- _Request_: Return each line of the listing that contains the string "Taxes".

- _The data_:
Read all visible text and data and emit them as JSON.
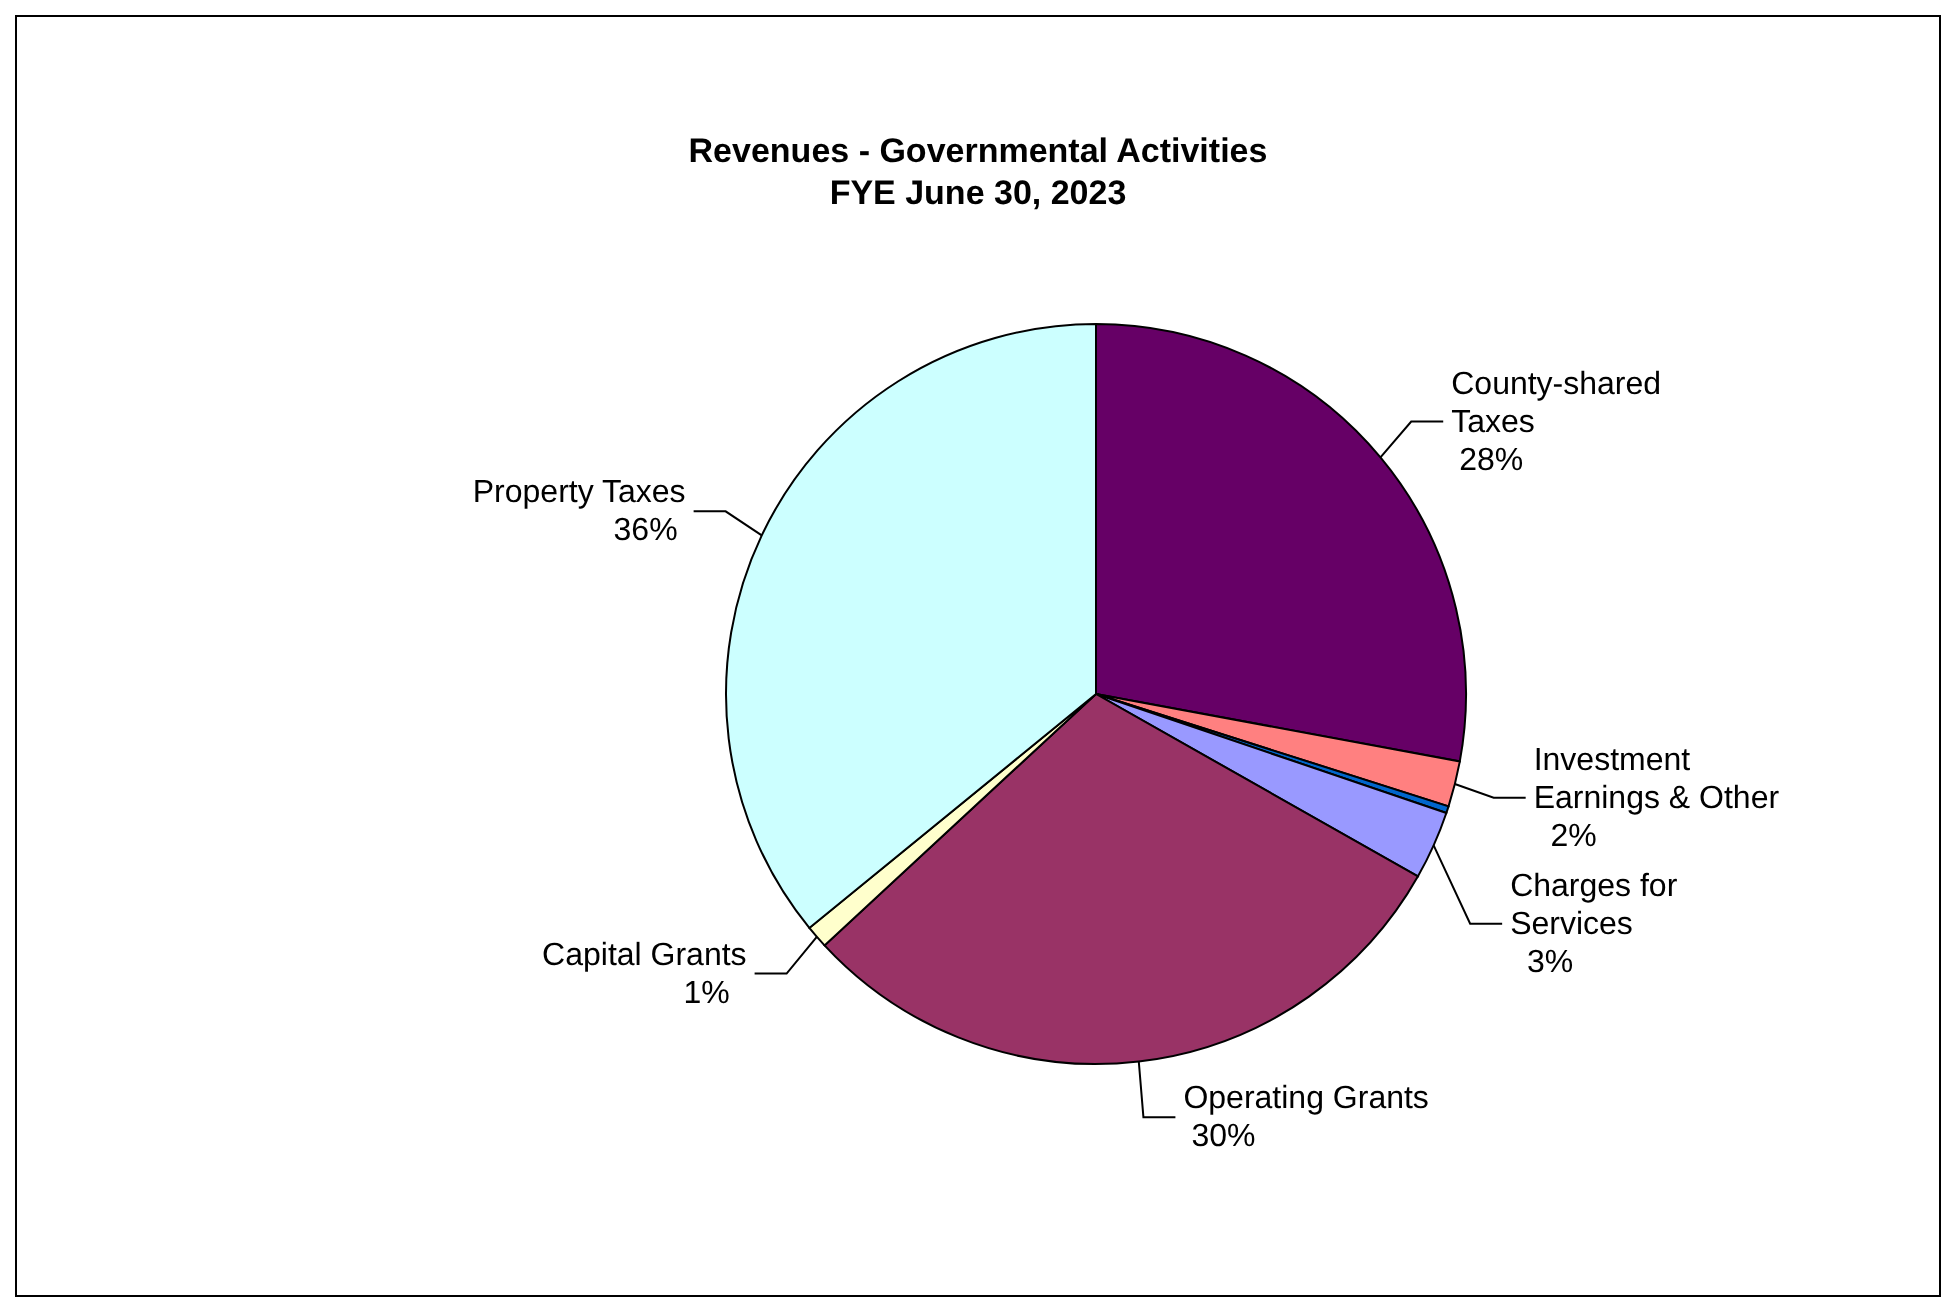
{
  "chart_data": {
    "type": "pie",
    "title": "Revenues - Governmental Activities",
    "subtitle": "FYE June 30, 2023",
    "categories": [
      "County-shared Taxes",
      "Investment Earnings & Other",
      null,
      "Charges for Services",
      "Operating Grants",
      "Capital Grants",
      "Property Taxes"
    ],
    "values": [
      28,
      2,
      0.3,
      3,
      30,
      1,
      36
    ],
    "value_labels": [
      "28%",
      "2%",
      null,
      "3%",
      "30%",
      "1%",
      "36%"
    ],
    "colors": [
      "#660066",
      "#ff8080",
      "#0066cc",
      "#9999ff",
      "#993366",
      "#ffffcc",
      "#ccffff"
    ]
  }
}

- _Task response_:
      "County-shared Taxes",
      "Property Taxes"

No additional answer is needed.